Only the pictures stay out; every record is to be quoted exactly.

+===+

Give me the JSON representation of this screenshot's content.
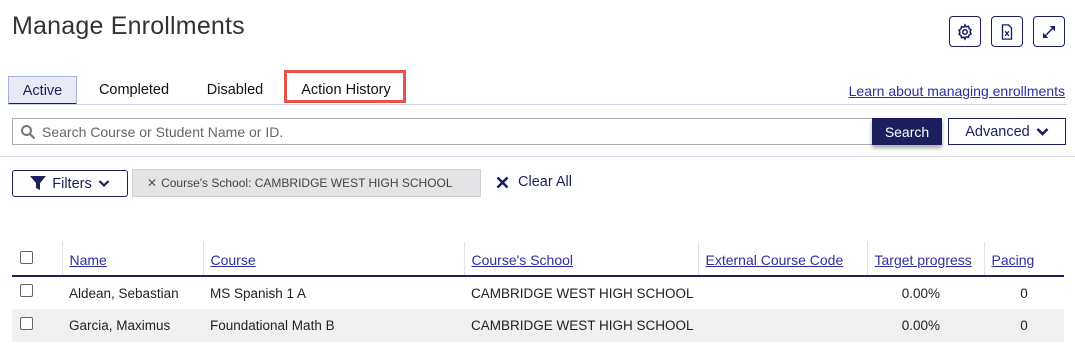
{
  "page": {
    "title": "Manage Enrollments"
  },
  "toolbar": {
    "icons": [
      "gear-icon",
      "excel-file-icon",
      "expand-icon"
    ]
  },
  "tabs": [
    {
      "label": "Active",
      "active": true
    },
    {
      "label": "Completed",
      "active": false
    },
    {
      "label": "Disabled",
      "active": false
    },
    {
      "label": "Action History",
      "active": false,
      "highlighted": true
    }
  ],
  "learn_link": "Learn about managing enrollments",
  "search": {
    "placeholder": "Search Course or Student Name or ID.",
    "value": "",
    "button_label": "Search",
    "advanced_label": "Advanced"
  },
  "filters": {
    "button_label": "Filters",
    "chip_label": "Course's School: CAMBRIDGE WEST HIGH SCHOOL",
    "clear_all_label": "Clear All"
  },
  "table": {
    "columns": [
      "Name",
      "Course",
      "Course's School",
      "External Course Code",
      "Target progress",
      "Pacing"
    ],
    "rows": [
      {
        "name": "Aldean, Sebastian",
        "course": "MS Spanish 1 A",
        "school": "CAMBRIDGE WEST HIGH SCHOOL",
        "external_code": "",
        "target_progress": "0.00%",
        "pacing": "0"
      },
      {
        "name": "Garcia, Maximus",
        "course": "Foundational Math B",
        "school": "CAMBRIDGE WEST HIGH SCHOOL",
        "external_code": "",
        "target_progress": "0.00%",
        "pacing": "0"
      }
    ]
  },
  "colors": {
    "primary": "#1c1f5e",
    "link": "#2d2fa0",
    "highlight": "#e8544a"
  }
}
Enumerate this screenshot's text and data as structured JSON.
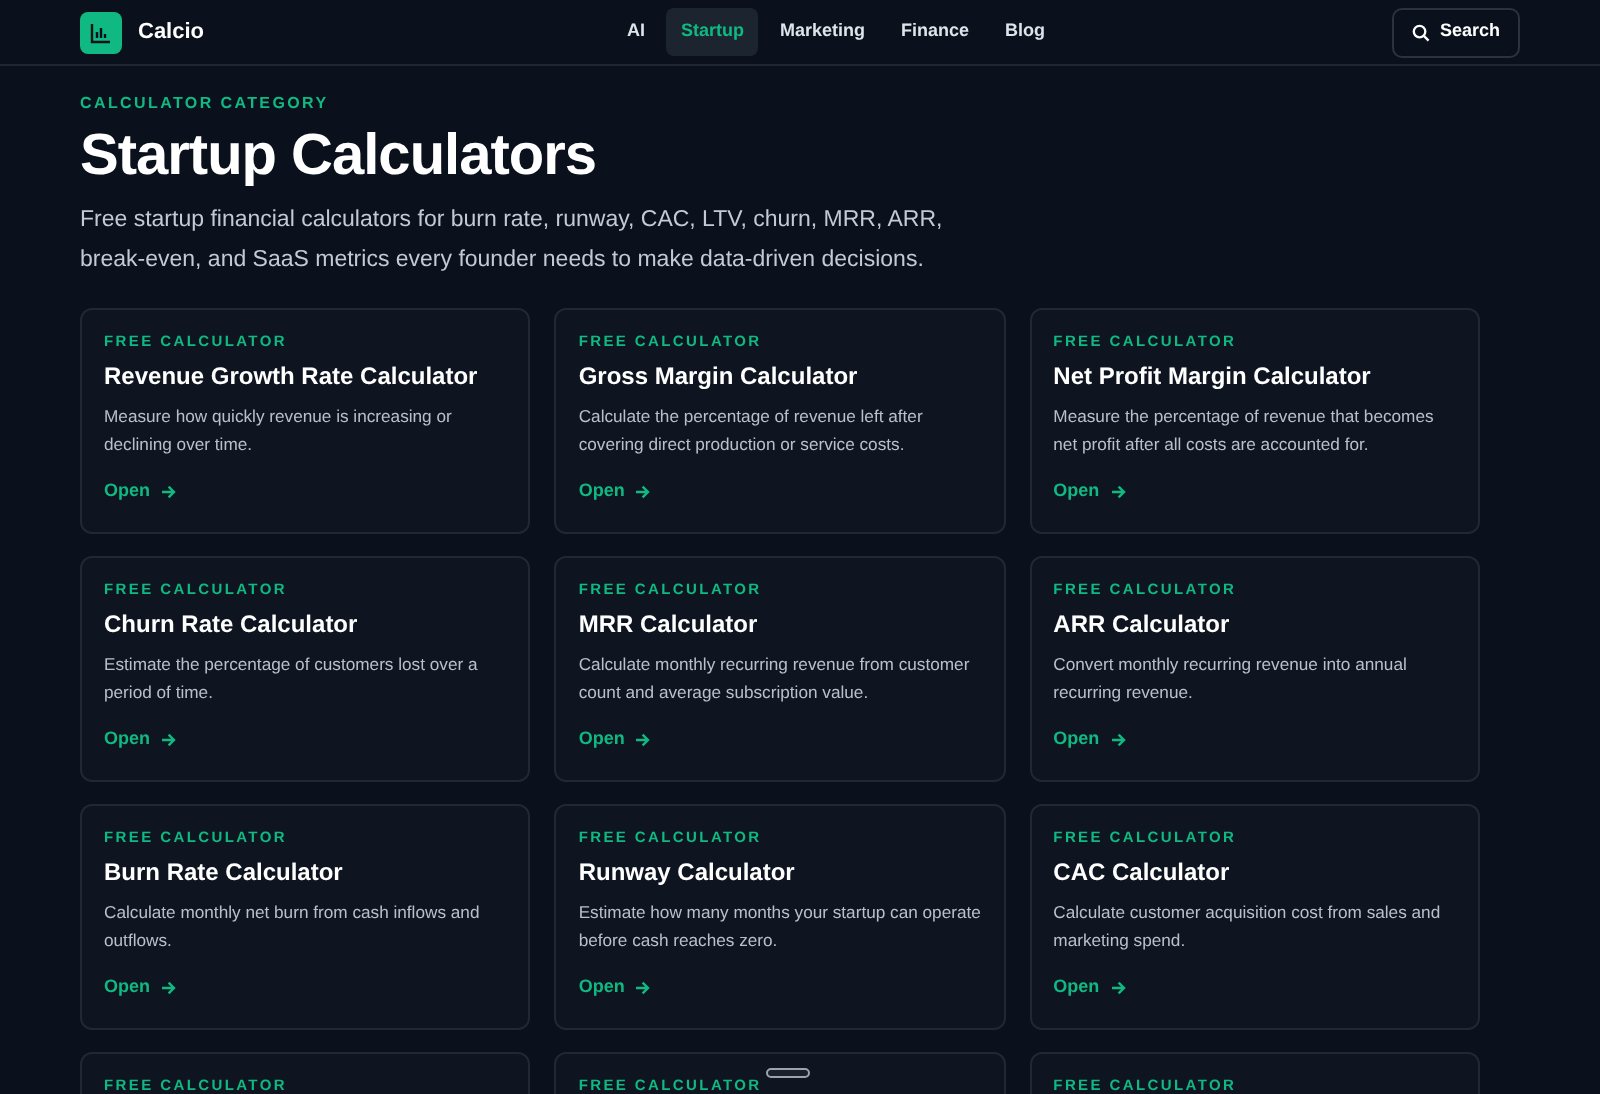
{
  "header": {
    "brand": "Calcio",
    "nav": [
      {
        "label": "AI",
        "selected": false
      },
      {
        "label": "Startup",
        "selected": true
      },
      {
        "label": "Marketing",
        "selected": false
      },
      {
        "label": "Finance",
        "selected": false
      },
      {
        "label": "Blog",
        "selected": false
      }
    ],
    "search_button": "Search"
  },
  "eyebrow": "CALCULATOR CATEGORY",
  "title": "Startup Calculators",
  "intro": "Free startup financial calculators for burn rate, runway, CAC, LTV, churn, MRR, ARR, break-even, and SaaS metrics every founder needs to make data-driven decisions.",
  "cards": [
    {
      "tag": "FREE CALCULATOR",
      "title": "Revenue Growth Rate Calculator",
      "description": "Measure how quickly revenue is increasing or declining over time.",
      "link": "Open"
    },
    {
      "tag": "FREE CALCULATOR",
      "title": "Gross Margin Calculator",
      "description": "Calculate the percentage of revenue left after covering direct production or service costs.",
      "link": "Open"
    },
    {
      "tag": "FREE CALCULATOR",
      "title": "Net Profit Margin Calculator",
      "description": "Measure the percentage of revenue that becomes net profit after all costs are accounted for.",
      "link": "Open"
    },
    {
      "tag": "FREE CALCULATOR",
      "title": "Churn Rate Calculator",
      "description": "Estimate the percentage of customers lost over a period of time.",
      "link": "Open"
    },
    {
      "tag": "FREE CALCULATOR",
      "title": "MRR Calculator",
      "description": "Calculate monthly recurring revenue from customer count and average subscription value.",
      "link": "Open"
    },
    {
      "tag": "FREE CALCULATOR",
      "title": "ARR Calculator",
      "description": "Convert monthly recurring revenue into annual recurring revenue.",
      "link": "Open"
    },
    {
      "tag": "FREE CALCULATOR",
      "title": "Burn Rate Calculator",
      "description": "Calculate monthly net burn from cash inflows and outflows.",
      "link": "Open"
    },
    {
      "tag": "FREE CALCULATOR",
      "title": "Runway Calculator",
      "description": "Estimate how many months your startup can operate before cash reaches zero.",
      "link": "Open"
    },
    {
      "tag": "FREE CALCULATOR",
      "title": "CAC Calculator",
      "description": "Calculate customer acquisition cost from sales and marketing spend.",
      "link": "Open"
    },
    {
      "tag": "FREE CALCULATOR"
    },
    {
      "tag": "FREE CALCULATOR"
    },
    {
      "tag": "FREE CALCULATOR"
    }
  ]
}
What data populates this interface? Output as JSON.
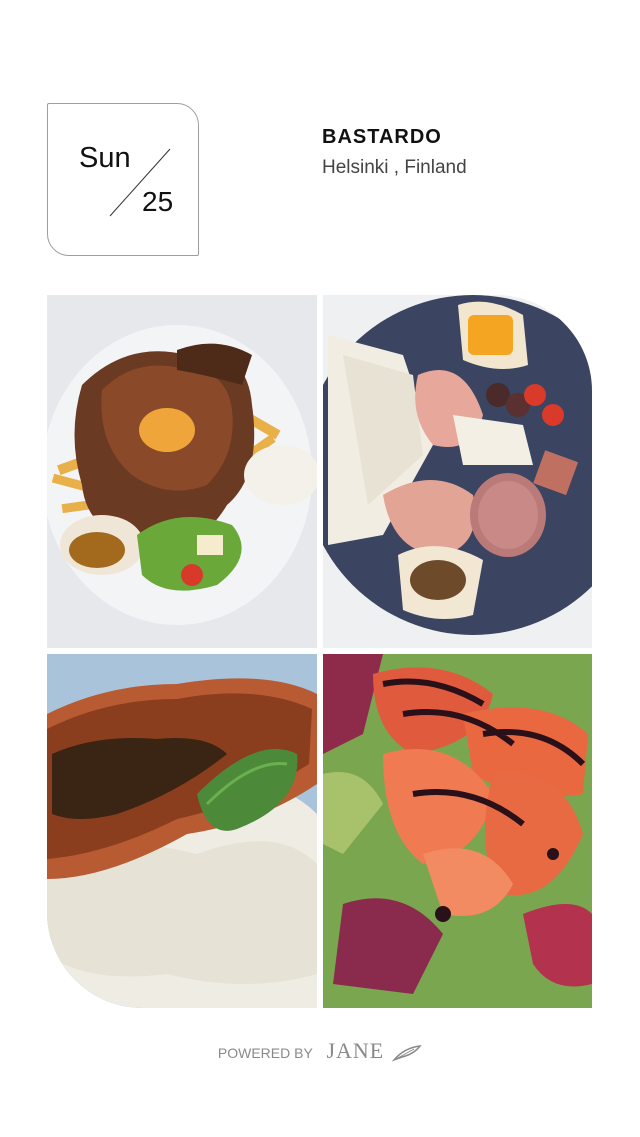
{
  "date": {
    "day": "Sun",
    "number": "25"
  },
  "venue": {
    "name": "BASTARDO",
    "location": "Helsinki , Finland"
  },
  "photos": [
    {
      "name": "steak-plate-photo"
    },
    {
      "name": "charcuterie-board-photo"
    },
    {
      "name": "salmon-dish-photo"
    },
    {
      "name": "prosciutto-salad-photo"
    }
  ],
  "footer": {
    "powered_by": "POWERED BY",
    "brand": "JANE",
    "brand_icon": "feather-icon"
  }
}
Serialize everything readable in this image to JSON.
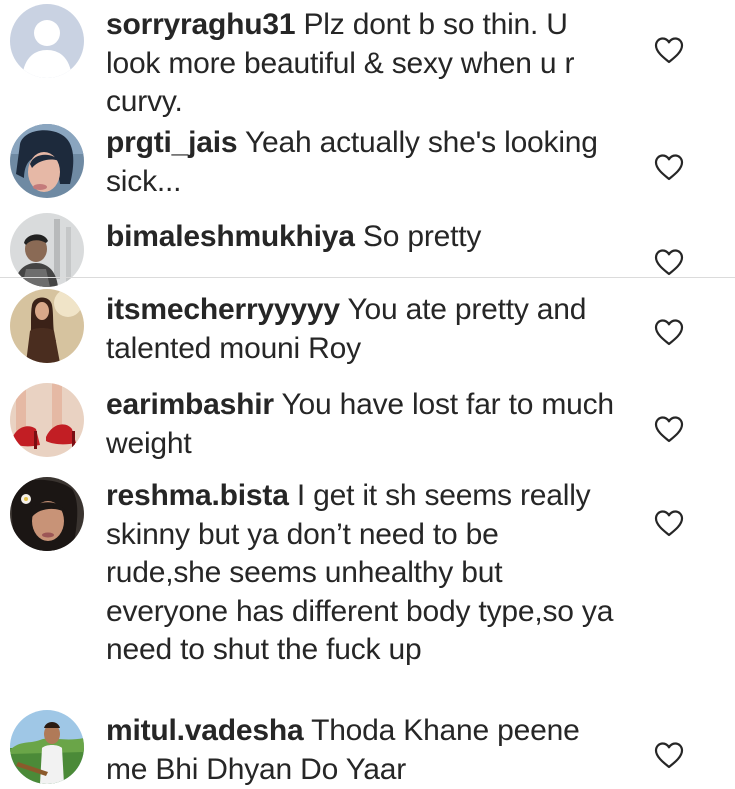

+===+

**Problem solution**
Give me the JSON representation of this screenshot's content.
{
  "page": {
    "title": "Manage Enrollments"
  },
  "toolbar": {
    "icons": [
      "gear-icon",
      "excel-file-icon",
      "expand-icon"
    ]
  },
  "tabs": [
    {
      "label": "Active",
      "active": true
    },
    {
      "label": "Completed",
      "active": false
    },
    {
      "label": "Disabled",
      "active": false
    },
    {
      "label": "Action History",
      "active": false,
      "highlighted": true
    }
  ],
  "learn_link": "Learn about managing enrollments",
  "search": {
    "placeholder": "Search Course or Student Name or ID.",
    "value": "",
    "button_label": "Search",
    "advanced_label": "Advanced"
  },
  "filters": {
    "button_label": "Filters",
    "chip_label": "Course's School: CAMBRIDGE WEST HIGH SCHOOL",
    "clear_all_label": "Clear All"
  },
  "table": {
    "columns": [
      "Name",
      "Course",
      "Course's School",
      "External Course Code",
      "Target progress",
      "Pacing"
    ],
    "rows": [
      {
        "name": "Aldean, Sebastian",
        "course": "MS Spanish 1 A",
        "school": "CAMBRIDGE WEST HIGH SCHOOL",
        "external_code": "",
        "target_progress": "0.00%",
        "pacing": "0"
      },
      {
        "name": "Garcia, Maximus",
        "course": "Foundational Math B",
        "school": "CAMBRIDGE WEST HIGH SCHOOL",
        "external_code": "",
        "target_progress": "0.00%",
        "pacing": "0"
      }
    ]
  },
  "colors": {
    "primary": "#1c1f5e",
    "link": "#2d2fa0",
    "highlight": "#e8544a"
  }
}
Enumerate this screenshot's text and data as structured JSON.
{
  "header": {
    "brand": "Calcio",
    "nav": [
      {
        "label": "AI",
        "selected": false
      },
      {
        "label": "Startup",
        "selected": true
      },
      {
        "label": "Marketing",
        "selected": false
      },
      {
        "label": "Finance",
        "selected": false
      },
      {
        "label": "Blog",
        "selected": false
      }
    ],
    "search_button": "Search"
  },
  "eyebrow": "CALCULATOR CATEGORY",
  "title": "Startup Calculators",
  "intro": "Free startup financial calculators for burn rate, runway, CAC, LTV, churn, MRR, ARR, break-even, and SaaS metrics every founder needs to make data-driven decisions.",
  "cards": [
    {
      "tag": "FREE CALCULATOR",
      "title": "Revenue Growth Rate Calculator",
      "description": "Measure how quickly revenue is increasing or declining over time.",
      "link": "Open"
    },
    {
      "tag": "FREE CALCULATOR",
      "title": "Gross Margin Calculator",
      "description": "Calculate the percentage of revenue left after covering direct production or service costs.",
      "link": "Open"
    },
    {
      "tag": "FREE CALCULATOR",
      "title": "Net Profit Margin Calculator",
      "description": "Measure the percentage of revenue that becomes net profit after all costs are accounted for.",
      "link": "Open"
    },
    {
      "tag": "FREE CALCULATOR",
      "title": "Churn Rate Calculator",
      "description": "Estimate the percentage of customers lost over a period of time.",
      "link": "Open"
    },
    {
      "tag": "FREE CALCULATOR",
      "title": "MRR Calculator",
      "description": "Calculate monthly recurring revenue from customer count and average subscription value.",
      "link": "Open"
    },
    {
      "tag": "FREE CALCULATOR",
      "title": "ARR Calculator",
      "description": "Convert monthly recurring revenue into annual recurring revenue.",
      "link": "Open"
    },
    {
      "tag": "FREE CALCULATOR",
      "title": "Burn Rate Calculator",
      "description": "Calculate monthly net burn from cash inflows and outflows.",
      "link": "Open"
    },
    {
      "tag": "FREE CALCULATOR",
      "title": "Runway Calculator",
      "description": "Estimate how many months your startup can operate before cash reaches zero.",
      "link": "Open"
    },
    {
      "tag": "FREE CALCULATOR",
      "title": "CAC Calculator",
      "description": "Calculate customer acquisition cost from sales and marketing spend.",
      "link": "Open"
    },
    {
      "tag": "FREE CALCULATOR"
    },
    {
      "tag": "FREE CALCULATOR"
    },
    {
      "tag": "FREE CALCULATOR"
    }
  ]
}
What data populates this interface? Output as JSON.
{
  "date": {
    "day": "Sun",
    "number": "25"
  },
  "venue": {
    "name": "BASTARDO",
    "location": "Helsinki , Finland"
  },
  "photos": [
    {
      "name": "steak-plate-photo"
    },
    {
      "name": "charcuterie-board-photo"
    },
    {
      "name": "salmon-dish-photo"
    },
    {
      "name": "prosciutto-salad-photo"
    }
  ],
  "footer": {
    "powered_by": "POWERED BY",
    "brand": "JANE",
    "brand_icon": "feather-icon"
  }
}
Serialize everything readable in this image to JSON.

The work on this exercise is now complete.